:: SUPPLIED MATERIAL ::
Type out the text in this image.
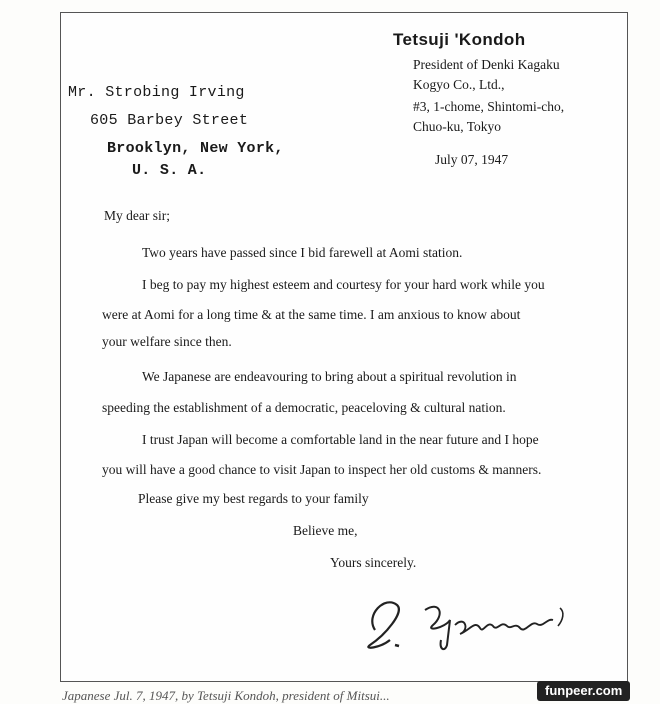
Tetsuji 'Kondoh
President of Denki Kagaku
Kogyo Co., Ltd.,
#3, 1-chome, Shintomi-cho,
Chuo-ku, Tokyo
July 07, 1947
Mr. Strobing Irving
605 Barbey Street
Brooklyn, New York,
U. S. A.
My dear sir;
Two years have passed since I bid farewell at Aomi station.
I beg to pay my highest esteem and courtesy for your hard work while you
were at Aomi for a long time & at the same time. I am anxious to know about
your welfare since then.
We Japanese are endeavouring to bring about a spiritual revolution in
speeding the establishment of a democratic, peaceloving & cultural nation.
I trust Japan will become a comfortable land in the near future and I hope
you will have a good chance to visit Japan to inspect her old customs & manners.
Please give my best regards to your family
Believe me,
Yours sincerely.
Japanese Jul. 7, 1947, by Tetsuji Kondoh, president of Mitsui...	funpeer.com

:: YOUR TASK ::
From start to finish, output the listing exactly, but omit its pictures.

:: TASK SOLUTION ::
Type out the text in this image.
Tetsuji 'Kondoh
President of Denki Kagaku
Kogyo Co., Ltd.,
#3, 1-chome, Shintomi-cho,
Chuo-ku, Tokyo
July 07, 1947
Mr. Strobing Irving
605 Barbey Street
Brooklyn, New York,
U. S. A.
My dear sir;
Two years have passed since I bid farewell at Aomi station.
I beg to pay my highest esteem and courtesy for your hard work while you
were at Aomi for a long time & at the same time. I am anxious to know about
your welfare since then.
We Japanese are endeavouring to bring about a spiritual revolution in
speeding the establishment of a democratic, peaceloving & cultural nation.
I trust Japan will become a comfortable land in the near future and I hope
you will have a good chance to visit Japan to inspect her old customs & manners.
Please give my best regards to your family
Believe me,
Yours sincerely.
Japanese Jul. 7, 1947, by Tetsuji Kondoh, president of Mitsui...	funpeer.com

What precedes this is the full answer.